WHAT YOU WILL DO: Give every entry again, word for word.

___ DATASET EXTRACT ___

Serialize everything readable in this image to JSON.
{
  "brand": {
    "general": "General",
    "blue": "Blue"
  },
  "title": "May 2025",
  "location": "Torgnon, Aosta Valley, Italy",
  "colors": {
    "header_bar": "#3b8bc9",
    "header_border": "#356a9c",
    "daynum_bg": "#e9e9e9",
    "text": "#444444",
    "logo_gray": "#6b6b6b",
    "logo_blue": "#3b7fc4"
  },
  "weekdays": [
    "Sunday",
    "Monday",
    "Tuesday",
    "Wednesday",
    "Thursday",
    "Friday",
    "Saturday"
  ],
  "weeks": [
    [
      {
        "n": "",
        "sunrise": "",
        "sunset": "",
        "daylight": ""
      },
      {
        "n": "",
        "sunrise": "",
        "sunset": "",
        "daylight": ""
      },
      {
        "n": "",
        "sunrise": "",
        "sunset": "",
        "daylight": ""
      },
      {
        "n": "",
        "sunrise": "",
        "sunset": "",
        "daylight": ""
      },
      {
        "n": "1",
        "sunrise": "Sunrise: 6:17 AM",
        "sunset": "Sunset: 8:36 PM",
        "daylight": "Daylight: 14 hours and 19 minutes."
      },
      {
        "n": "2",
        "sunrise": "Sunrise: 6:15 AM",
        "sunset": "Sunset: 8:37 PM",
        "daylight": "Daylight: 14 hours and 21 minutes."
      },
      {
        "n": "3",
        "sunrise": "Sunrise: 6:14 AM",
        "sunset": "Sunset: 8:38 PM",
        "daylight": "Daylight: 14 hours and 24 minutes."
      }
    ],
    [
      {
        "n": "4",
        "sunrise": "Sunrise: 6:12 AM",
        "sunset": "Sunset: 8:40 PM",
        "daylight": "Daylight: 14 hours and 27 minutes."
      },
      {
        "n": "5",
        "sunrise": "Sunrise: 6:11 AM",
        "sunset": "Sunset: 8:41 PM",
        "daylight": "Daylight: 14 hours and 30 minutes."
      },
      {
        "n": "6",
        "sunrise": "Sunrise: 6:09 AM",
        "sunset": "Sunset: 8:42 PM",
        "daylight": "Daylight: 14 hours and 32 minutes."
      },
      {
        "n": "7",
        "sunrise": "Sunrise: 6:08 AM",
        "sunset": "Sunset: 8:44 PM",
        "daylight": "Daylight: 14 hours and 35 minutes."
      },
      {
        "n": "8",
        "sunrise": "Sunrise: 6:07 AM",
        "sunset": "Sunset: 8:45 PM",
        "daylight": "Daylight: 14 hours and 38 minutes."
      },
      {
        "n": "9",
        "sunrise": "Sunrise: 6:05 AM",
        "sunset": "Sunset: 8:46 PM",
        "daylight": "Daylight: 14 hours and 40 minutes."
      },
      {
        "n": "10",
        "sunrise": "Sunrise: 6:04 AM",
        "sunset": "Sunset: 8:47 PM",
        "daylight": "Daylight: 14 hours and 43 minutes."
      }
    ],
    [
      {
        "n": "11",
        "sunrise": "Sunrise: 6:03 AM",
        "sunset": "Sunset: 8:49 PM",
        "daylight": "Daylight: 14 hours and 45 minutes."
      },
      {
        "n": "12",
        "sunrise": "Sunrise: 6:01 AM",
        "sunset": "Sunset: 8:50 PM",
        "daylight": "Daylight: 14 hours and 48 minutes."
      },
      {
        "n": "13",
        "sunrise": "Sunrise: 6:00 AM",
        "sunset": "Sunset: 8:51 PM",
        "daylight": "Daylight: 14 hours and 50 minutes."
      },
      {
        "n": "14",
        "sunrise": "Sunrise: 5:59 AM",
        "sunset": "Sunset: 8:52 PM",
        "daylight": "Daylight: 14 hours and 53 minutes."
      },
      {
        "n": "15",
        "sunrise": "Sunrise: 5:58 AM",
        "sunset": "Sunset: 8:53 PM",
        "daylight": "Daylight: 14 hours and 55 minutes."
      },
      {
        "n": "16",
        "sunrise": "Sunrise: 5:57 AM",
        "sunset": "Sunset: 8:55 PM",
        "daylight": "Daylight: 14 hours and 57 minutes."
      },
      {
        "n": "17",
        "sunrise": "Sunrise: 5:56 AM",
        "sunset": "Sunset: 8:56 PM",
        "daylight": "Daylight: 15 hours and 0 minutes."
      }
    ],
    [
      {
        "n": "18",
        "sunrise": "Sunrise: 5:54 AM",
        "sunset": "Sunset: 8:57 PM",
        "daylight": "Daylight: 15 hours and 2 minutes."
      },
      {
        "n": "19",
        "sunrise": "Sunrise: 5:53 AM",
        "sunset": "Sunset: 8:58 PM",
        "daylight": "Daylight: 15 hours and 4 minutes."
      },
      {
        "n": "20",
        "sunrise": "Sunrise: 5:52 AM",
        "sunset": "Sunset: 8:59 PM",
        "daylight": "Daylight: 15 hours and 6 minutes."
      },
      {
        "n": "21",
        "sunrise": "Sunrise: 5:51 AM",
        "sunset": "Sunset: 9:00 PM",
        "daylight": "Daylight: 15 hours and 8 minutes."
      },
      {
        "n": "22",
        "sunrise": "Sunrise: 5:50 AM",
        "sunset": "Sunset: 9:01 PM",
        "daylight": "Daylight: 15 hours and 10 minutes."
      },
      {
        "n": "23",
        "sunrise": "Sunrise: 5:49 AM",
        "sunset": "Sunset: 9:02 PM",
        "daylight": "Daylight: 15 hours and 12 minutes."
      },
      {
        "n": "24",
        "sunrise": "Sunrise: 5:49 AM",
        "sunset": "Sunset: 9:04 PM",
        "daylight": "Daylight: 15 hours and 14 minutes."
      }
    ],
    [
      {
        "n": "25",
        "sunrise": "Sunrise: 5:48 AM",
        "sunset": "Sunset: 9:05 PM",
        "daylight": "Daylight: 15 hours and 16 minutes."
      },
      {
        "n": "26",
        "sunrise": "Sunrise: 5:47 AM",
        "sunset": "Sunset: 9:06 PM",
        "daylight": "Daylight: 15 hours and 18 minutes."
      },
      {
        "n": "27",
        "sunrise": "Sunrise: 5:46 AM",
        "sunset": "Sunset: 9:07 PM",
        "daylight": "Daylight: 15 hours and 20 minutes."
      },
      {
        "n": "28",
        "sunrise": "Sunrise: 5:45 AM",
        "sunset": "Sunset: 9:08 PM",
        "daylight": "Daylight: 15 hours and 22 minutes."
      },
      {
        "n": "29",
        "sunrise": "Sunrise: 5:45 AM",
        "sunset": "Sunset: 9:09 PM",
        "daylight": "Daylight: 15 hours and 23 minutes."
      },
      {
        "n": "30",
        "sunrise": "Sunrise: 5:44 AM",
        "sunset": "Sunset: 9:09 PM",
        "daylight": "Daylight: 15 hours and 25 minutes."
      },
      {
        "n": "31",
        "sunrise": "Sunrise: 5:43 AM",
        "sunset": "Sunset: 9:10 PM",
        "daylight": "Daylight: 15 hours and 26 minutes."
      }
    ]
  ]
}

___

WORKED SOLUTION:
Serialize everything readable in this image to JSON.
{
  "brand": {
    "general": "General",
    "blue": "Blue"
  },
  "title": "May 2025",
  "location": "Torgnon, Aosta Valley, Italy",
  "colors": {
    "header_bar": "#3b8bc9",
    "header_border": "#356a9c",
    "daynum_bg": "#e9e9e9",
    "text": "#444444",
    "logo_gray": "#6b6b6b",
    "logo_blue": "#3b7fc4"
  },
  "weekdays": [
    "Sunday",
    "Monday",
    "Tuesday",
    "Wednesday",
    "Thursday",
    "Friday",
    "Saturday"
  ],
  "weeks": [
    [
      {
        "n": "",
        "sunrise": "",
        "sunset": "",
        "daylight": ""
      },
      {
        "n": "",
        "sunrise": "",
        "sunset": "",
        "daylight": ""
      },
      {
        "n": "",
        "sunrise": "",
        "sunset": "",
        "daylight": ""
      },
      {
        "n": "",
        "sunrise": "",
        "sunset": "",
        "daylight": ""
      },
      {
        "n": "1",
        "sunrise": "Sunrise: 6:17 AM",
        "sunset": "Sunset: 8:36 PM",
        "daylight": "Daylight: 14 hours and 19 minutes."
      },
      {
        "n": "2",
        "sunrise": "Sunrise: 6:15 AM",
        "sunset": "Sunset: 8:37 PM",
        "daylight": "Daylight: 14 hours and 21 minutes."
      },
      {
        "n": "3",
        "sunrise": "Sunrise: 6:14 AM",
        "sunset": "Sunset: 8:38 PM",
        "daylight": "Daylight: 14 hours and 24 minutes."
      }
    ],
    [
      {
        "n": "4",
        "sunrise": "Sunrise: 6:12 AM",
        "sunset": "Sunset: 8:40 PM",
        "daylight": "Daylight: 14 hours and 27 minutes."
      },
      {
        "n": "5",
        "sunrise": "Sunrise: 6:11 AM",
        "sunset": "Sunset: 8:41 PM",
        "daylight": "Daylight: 14 hours and 30 minutes."
      },
      {
        "n": "6",
        "sunrise": "Sunrise: 6:09 AM",
        "sunset": "Sunset: 8:42 PM",
        "daylight": "Daylight: 14 hours and 32 minutes."
      },
      {
        "n": "7",
        "sunrise": "Sunrise: 6:08 AM",
        "sunset": "Sunset: 8:44 PM",
        "daylight": "Daylight: 14 hours and 35 minutes."
      },
      {
        "n": "8",
        "sunrise": "Sunrise: 6:07 AM",
        "sunset": "Sunset: 8:45 PM",
        "daylight": "Daylight: 14 hours and 38 minutes."
      },
      {
        "n": "9",
        "sunrise": "Sunrise: 6:05 AM",
        "sunset": "Sunset: 8:46 PM",
        "daylight": "Daylight: 14 hours and 40 minutes."
      },
      {
        "n": "10",
        "sunrise": "Sunrise: 6:04 AM",
        "sunset": "Sunset: 8:47 PM",
        "daylight": "Daylight: 14 hours and 43 minutes."
      }
    ],
    [
      {
        "n": "11",
        "sunrise": "Sunrise: 6:03 AM",
        "sunset": "Sunset: 8:49 PM",
        "daylight": "Daylight: 14 hours and 45 minutes."
      },
      {
        "n": "12",
        "sunrise": "Sunrise: 6:01 AM",
        "sunset": "Sunset: 8:50 PM",
        "daylight": "Daylight: 14 hours and 48 minutes."
      },
      {
        "n": "13",
        "sunrise": "Sunrise: 6:00 AM",
        "sunset": "Sunset: 8:51 PM",
        "daylight": "Daylight: 14 hours and 50 minutes."
      },
      {
        "n": "14",
        "sunrise": "Sunrise: 5:59 AM",
        "sunset": "Sunset: 8:52 PM",
        "daylight": "Daylight: 14 hours and 53 minutes."
      },
      {
        "n": "15",
        "sunrise": "Sunrise: 5:58 AM",
        "sunset": "Sunset: 8:53 PM",
        "daylight": "Daylight: 14 hours and 55 minutes."
      },
      {
        "n": "16",
        "sunrise": "Sunrise: 5:57 AM",
        "sunset": "Sunset: 8:55 PM",
        "daylight": "Daylight: 14 hours and 57 minutes."
      },
      {
        "n": "17",
        "sunrise": "Sunrise: 5:56 AM",
        "sunset": "Sunset: 8:56 PM",
        "daylight": "Daylight: 15 hours and 0 minutes."
      }
    ],
    [
      {
        "n": "18",
        "sunrise": "Sunrise: 5:54 AM",
        "sunset": "Sunset: 8:57 PM",
        "daylight": "Daylight: 15 hours and 2 minutes."
      },
      {
        "n": "19",
        "sunrise": "Sunrise: 5:53 AM",
        "sunset": "Sunset: 8:58 PM",
        "daylight": "Daylight: 15 hours and 4 minutes."
      },
      {
        "n": "20",
        "sunrise": "Sunrise: 5:52 AM",
        "sunset": "Sunset: 8:59 PM",
        "daylight": "Daylight: 15 hours and 6 minutes."
      },
      {
        "n": "21",
        "sunrise": "Sunrise: 5:51 AM",
        "sunset": "Sunset: 9:00 PM",
        "daylight": "Daylight: 15 hours and 8 minutes."
      },
      {
        "n": "22",
        "sunrise": "Sunrise: 5:50 AM",
        "sunset": "Sunset: 9:01 PM",
        "daylight": "Daylight: 15 hours and 10 minutes."
      },
      {
        "n": "23",
        "sunrise": "Sunrise: 5:49 AM",
        "sunset": "Sunset: 9:02 PM",
        "daylight": "Daylight: 15 hours and 12 minutes."
      },
      {
        "n": "24",
        "sunrise": "Sunrise: 5:49 AM",
        "sunset": "Sunset: 9:04 PM",
        "daylight": "Daylight: 15 hours and 14 minutes."
      }
    ],
    [
      {
        "n": "25",
        "sunrise": "Sunrise: 5:48 AM",
        "sunset": "Sunset: 9:05 PM",
        "daylight": "Daylight: 15 hours and 16 minutes."
      },
      {
        "n": "26",
        "sunrise": "Sunrise: 5:47 AM",
        "sunset": "Sunset: 9:06 PM",
        "daylight": "Daylight: 15 hours and 18 minutes."
      },
      {
        "n": "27",
        "sunrise": "Sunrise: 5:46 AM",
        "sunset": "Sunset: 9:07 PM",
        "daylight": "Daylight: 15 hours and 20 minutes."
      },
      {
        "n": "28",
        "sunrise": "Sunrise: 5:45 AM",
        "sunset": "Sunset: 9:08 PM",
        "daylight": "Daylight: 15 hours and 22 minutes."
      },
      {
        "n": "29",
        "sunrise": "Sunrise: 5:45 AM",
        "sunset": "Sunset: 9:09 PM",
        "daylight": "Daylight: 15 hours and 23 minutes."
      },
      {
        "n": "30",
        "sunrise": "Sunrise: 5:44 AM",
        "sunset": "Sunset: 9:09 PM",
        "daylight": "Daylight: 15 hours and 25 minutes."
      },
      {
        "n": "31",
        "sunrise": "Sunrise: 5:43 AM",
        "sunset": "Sunset: 9:10 PM",
        "daylight": "Daylight: 15 hours and 26 minutes."
      }
    ]
  ]
}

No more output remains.